TASK GOAL: Find the lines that contain the word "Trade" and copy each one.

DATASET EXCERPTS:
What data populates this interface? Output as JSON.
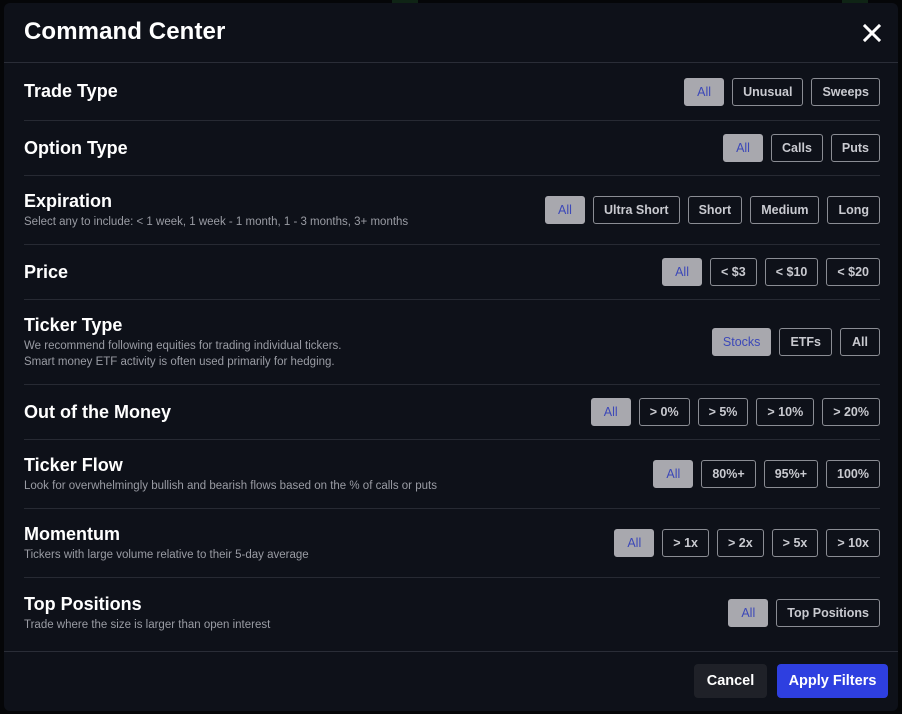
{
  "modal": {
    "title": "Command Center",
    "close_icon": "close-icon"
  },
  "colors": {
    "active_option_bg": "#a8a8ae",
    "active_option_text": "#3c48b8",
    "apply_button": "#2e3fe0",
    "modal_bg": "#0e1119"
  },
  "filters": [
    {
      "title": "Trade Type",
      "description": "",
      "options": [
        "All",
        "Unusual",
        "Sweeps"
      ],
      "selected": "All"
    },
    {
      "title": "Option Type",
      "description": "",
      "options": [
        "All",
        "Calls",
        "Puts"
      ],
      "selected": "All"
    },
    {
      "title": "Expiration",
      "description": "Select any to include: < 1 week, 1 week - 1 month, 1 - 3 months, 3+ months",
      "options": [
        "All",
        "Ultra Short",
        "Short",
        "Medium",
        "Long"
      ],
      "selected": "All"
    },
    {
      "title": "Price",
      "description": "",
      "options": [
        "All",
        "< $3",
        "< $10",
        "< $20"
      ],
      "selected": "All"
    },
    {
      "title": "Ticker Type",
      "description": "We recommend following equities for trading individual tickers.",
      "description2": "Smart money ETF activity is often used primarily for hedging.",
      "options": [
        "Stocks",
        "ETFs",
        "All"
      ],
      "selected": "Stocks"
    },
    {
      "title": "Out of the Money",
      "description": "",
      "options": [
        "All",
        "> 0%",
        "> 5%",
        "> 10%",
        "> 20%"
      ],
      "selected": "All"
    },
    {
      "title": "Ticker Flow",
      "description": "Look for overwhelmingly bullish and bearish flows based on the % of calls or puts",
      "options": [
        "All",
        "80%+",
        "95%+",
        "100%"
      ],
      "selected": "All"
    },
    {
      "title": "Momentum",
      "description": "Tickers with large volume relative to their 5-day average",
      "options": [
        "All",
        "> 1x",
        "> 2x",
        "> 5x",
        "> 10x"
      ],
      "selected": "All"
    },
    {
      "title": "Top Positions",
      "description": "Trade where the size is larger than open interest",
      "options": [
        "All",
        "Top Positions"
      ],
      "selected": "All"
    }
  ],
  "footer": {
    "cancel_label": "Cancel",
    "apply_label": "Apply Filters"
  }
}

RESULT FOR THIS EXERCISE:
      "title": "Trade Type",
      "description": "Trade where the size is larger than open interest",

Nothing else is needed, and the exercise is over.